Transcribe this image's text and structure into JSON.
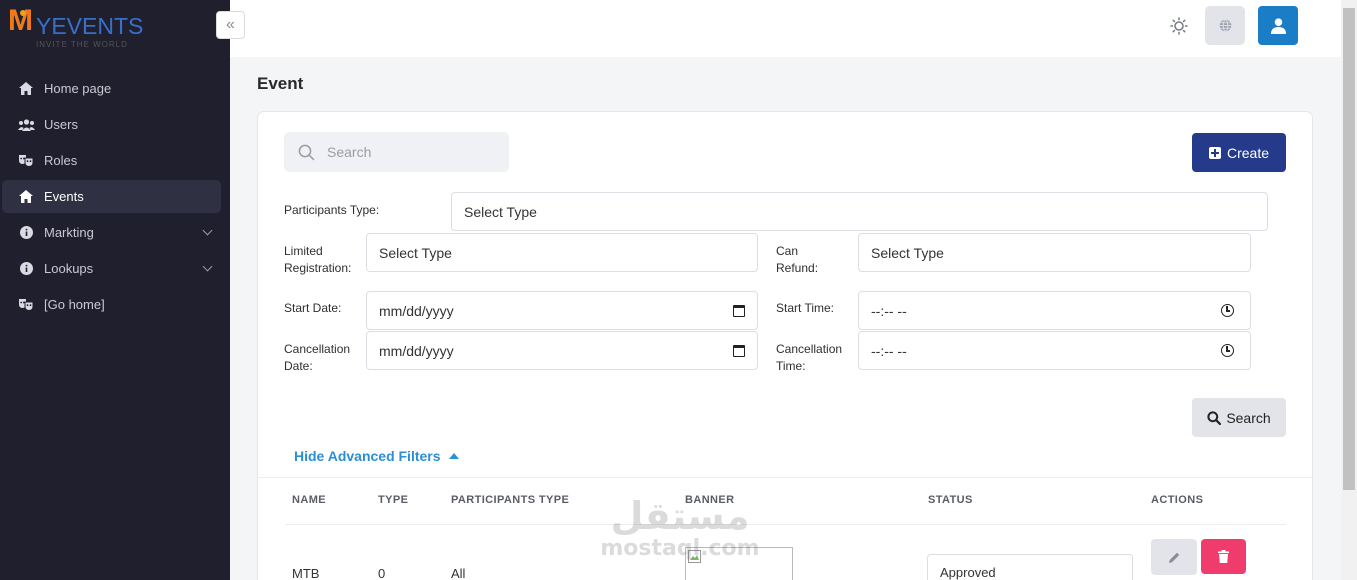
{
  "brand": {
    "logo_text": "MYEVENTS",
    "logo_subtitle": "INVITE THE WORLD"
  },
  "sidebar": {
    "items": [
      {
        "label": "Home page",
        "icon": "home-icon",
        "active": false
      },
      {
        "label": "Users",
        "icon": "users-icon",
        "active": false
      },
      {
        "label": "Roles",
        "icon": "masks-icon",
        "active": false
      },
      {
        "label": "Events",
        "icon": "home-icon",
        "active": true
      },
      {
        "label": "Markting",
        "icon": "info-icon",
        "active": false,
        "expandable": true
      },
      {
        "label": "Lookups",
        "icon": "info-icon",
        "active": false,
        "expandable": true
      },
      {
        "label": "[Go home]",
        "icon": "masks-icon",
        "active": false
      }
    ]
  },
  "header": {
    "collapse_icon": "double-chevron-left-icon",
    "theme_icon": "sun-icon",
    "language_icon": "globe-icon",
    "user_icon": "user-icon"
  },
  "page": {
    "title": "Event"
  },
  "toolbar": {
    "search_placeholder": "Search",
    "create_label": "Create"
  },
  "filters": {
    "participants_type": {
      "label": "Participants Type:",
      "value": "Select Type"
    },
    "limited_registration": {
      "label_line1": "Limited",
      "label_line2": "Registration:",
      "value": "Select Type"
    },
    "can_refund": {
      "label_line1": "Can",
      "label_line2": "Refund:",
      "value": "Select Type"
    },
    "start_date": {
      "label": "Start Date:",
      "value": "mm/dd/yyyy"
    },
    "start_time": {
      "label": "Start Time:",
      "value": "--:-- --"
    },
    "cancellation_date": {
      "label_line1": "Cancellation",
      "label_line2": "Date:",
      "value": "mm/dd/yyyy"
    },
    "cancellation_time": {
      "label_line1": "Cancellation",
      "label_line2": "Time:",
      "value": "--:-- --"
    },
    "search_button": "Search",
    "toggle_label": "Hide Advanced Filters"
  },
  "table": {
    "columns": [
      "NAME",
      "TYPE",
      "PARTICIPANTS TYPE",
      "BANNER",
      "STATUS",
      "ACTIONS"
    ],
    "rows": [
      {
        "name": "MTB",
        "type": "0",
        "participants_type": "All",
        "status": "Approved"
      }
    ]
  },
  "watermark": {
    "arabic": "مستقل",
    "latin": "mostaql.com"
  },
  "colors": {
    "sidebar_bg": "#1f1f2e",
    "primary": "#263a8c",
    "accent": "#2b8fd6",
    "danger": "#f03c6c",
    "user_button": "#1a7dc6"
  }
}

Required work: Write the records above out again exactly, with no pictures in your copy.

Complete response:
Transcribe this image's text and structure into JSON.
{
  "brand": {
    "logo_text": "MYEVENTS",
    "logo_subtitle": "INVITE THE WORLD"
  },
  "sidebar": {
    "items": [
      {
        "label": "Home page",
        "icon": "home-icon",
        "active": false
      },
      {
        "label": "Users",
        "icon": "users-icon",
        "active": false
      },
      {
        "label": "Roles",
        "icon": "masks-icon",
        "active": false
      },
      {
        "label": "Events",
        "icon": "home-icon",
        "active": true
      },
      {
        "label": "Markting",
        "icon": "info-icon",
        "active": false,
        "expandable": true
      },
      {
        "label": "Lookups",
        "icon": "info-icon",
        "active": false,
        "expandable": true
      },
      {
        "label": "[Go home]",
        "icon": "masks-icon",
        "active": false
      }
    ]
  },
  "header": {
    "collapse_icon": "double-chevron-left-icon",
    "theme_icon": "sun-icon",
    "language_icon": "globe-icon",
    "user_icon": "user-icon"
  },
  "page": {
    "title": "Event"
  },
  "toolbar": {
    "search_placeholder": "Search",
    "create_label": "Create"
  },
  "filters": {
    "participants_type": {
      "label": "Participants Type:",
      "value": "Select Type"
    },
    "limited_registration": {
      "label_line1": "Limited",
      "label_line2": "Registration:",
      "value": "Select Type"
    },
    "can_refund": {
      "label_line1": "Can",
      "label_line2": "Refund:",
      "value": "Select Type"
    },
    "start_date": {
      "label": "Start Date:",
      "value": "mm/dd/yyyy"
    },
    "start_time": {
      "label": "Start Time:",
      "value": "--:-- --"
    },
    "cancellation_date": {
      "label_line1": "Cancellation",
      "label_line2": "Date:",
      "value": "mm/dd/yyyy"
    },
    "cancellation_time": {
      "label_line1": "Cancellation",
      "label_line2": "Time:",
      "value": "--:-- --"
    },
    "search_button": "Search",
    "toggle_label": "Hide Advanced Filters"
  },
  "table": {
    "columns": [
      "NAME",
      "TYPE",
      "PARTICIPANTS TYPE",
      "BANNER",
      "STATUS",
      "ACTIONS"
    ],
    "rows": [
      {
        "name": "MTB",
        "type": "0",
        "participants_type": "All",
        "status": "Approved"
      }
    ]
  },
  "watermark": {
    "arabic": "مستقل",
    "latin": "mostaql.com"
  },
  "colors": {
    "sidebar_bg": "#1f1f2e",
    "primary": "#263a8c",
    "accent": "#2b8fd6",
    "danger": "#f03c6c",
    "user_button": "#1a7dc6"
  }
}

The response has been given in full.